_Work to be completed_: An unchanged copy of each entry below is needed; keep the pictures out of it.

_Provided material_:
>>>>>

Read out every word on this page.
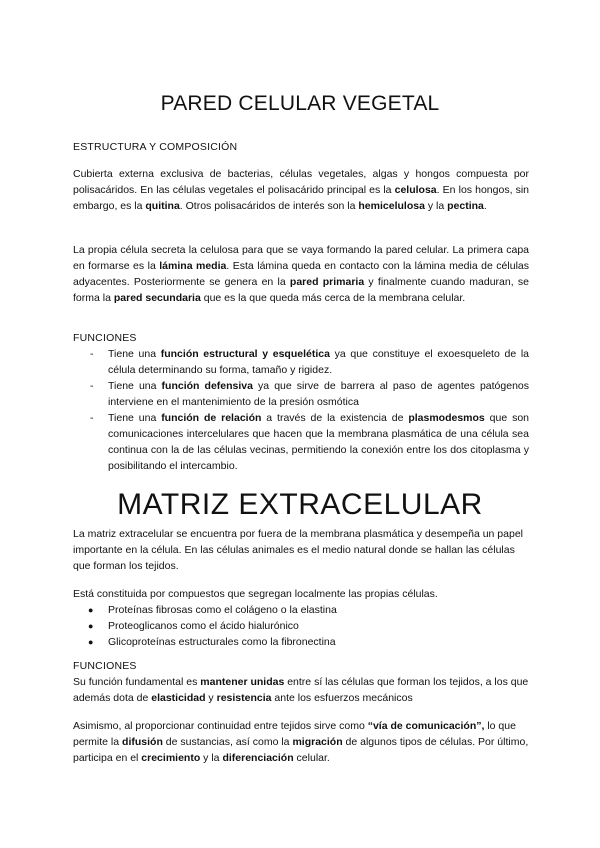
PARED CELULAR VEGETAL
ESTRUCTURA Y COMPOSICIÓN
Cubierta externa exclusiva de bacterias, células vegetales, algas y hongos compuesta por polisacáridos. En las células vegetales el polisacárido principal es la celulosa. En los hongos, sin embargo, es la quitina. Otros polisacáridos de interés son la hemicelulosa y la pectina.
La propia célula secreta la celulosa para que se vaya formando la pared celular. La primera capa en formarse es la lámina media. Esta lámina queda en contacto con la lámina media de células adyacentes. Posteriormente se genera en la pared primaria y finalmente cuando maduran, se forma la pared secundaria que es la que queda más cerca de la membrana celular.
FUNCIONES
- Tiene una función estructural y esquelética ya que constituye el exoesqueleto de la célula determinando su forma, tamaño y rigidez.
- Tiene una función defensiva ya que sirve de barrera al paso de agentes patógenos interviene en el mantenimiento de la presión osmótica
- Tiene una función de relación a través de la existencia de plasmodesmos que son comunicaciones intercelulares que hacen que la membrana plasmática de una célula sea continua con la de las células vecinas, permitiendo la conexión entre los dos citoplasma y posibilitando el intercambio.
MATRIZ EXTRACELULAR
La matriz extracelular se encuentra por fuera de la membrana plasmática y desempeña un papel importante en la célula. En las células animales es el medio natural donde se hallan las células que forman los tejidos.
Está constituida por compuestos que segregan localmente las propias células.
● Proteínas fibrosas como el colágeno o la elastina
● Proteoglicanos como el ácido hialurónico
● Glicoproteínas estructurales como la fibronectina
FUNCIONES
Su función fundamental es mantener unidas entre sí las células que forman los tejidos, a los que además dota de elasticidad y resistencia ante los esfuerzos mecánicos
Asimismo, al proporcionar continuidad entre tejidos sirve como “vía de comunicación”, lo que permite la difusión de sustancias, así como la migración de algunos tipos de células. Por último, participa en el crecimiento y la diferenciación celular.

<<<<<

_Task response_:
Read out every word on this page.
PARED CELULAR VEGETAL
ESTRUCTURA Y COMPOSICIÓN
Cubierta externa exclusiva de bacterias, células vegetales, algas y hongos compuesta por polisacáridos. En las células vegetales el polisacárido principal es la celulosa. En los hongos, sin embargo, es la quitina. Otros polisacáridos de interés son la hemicelulosa y la pectina.
La propia célula secreta la celulosa para que se vaya formando la pared celular. La primera capa en formarse es la lámina media. Esta lámina queda en contacto con la lámina media de células adyacentes. Posteriormente se genera en la pared primaria y finalmente cuando maduran, se forma la pared secundaria que es la que queda más cerca de la membrana celular.
FUNCIONES
- Tiene una función estructural y esquelética ya que constituye el exoesqueleto de la célula determinando su forma, tamaño y rigidez.
- Tiene una función defensiva ya que sirve de barrera al paso de agentes patógenos interviene en el mantenimiento de la presión osmótica
- Tiene una función de relación a través de la existencia de plasmodesmos que son comunicaciones intercelulares que hacen que la membrana plasmática de una célula sea continua con la de las células vecinas, permitiendo la conexión entre los dos citoplasma y posibilitando el intercambio.
MATRIZ EXTRACELULAR
La matriz extracelular se encuentra por fuera de la membrana plasmática y desempeña un papel importante en la célula. En las células animales es el medio natural donde se hallan las células que forman los tejidos.
Está constituida por compuestos que segregan localmente las propias células.
● Proteínas fibrosas como el colágeno o la elastina
● Proteoglicanos como el ácido hialurónico
● Glicoproteínas estructurales como la fibronectina
FUNCIONES
Su función fundamental es mantener unidas entre sí las células que forman los tejidos, a los que además dota de elasticidad y resistencia ante los esfuerzos mecánicos
Asimismo, al proporcionar continuidad entre tejidos sirve como “vía de comunicación”, lo que permite la difusión de sustancias, así como la migración de algunos tipos de células. Por último, participa en el crecimiento y la diferenciación celular.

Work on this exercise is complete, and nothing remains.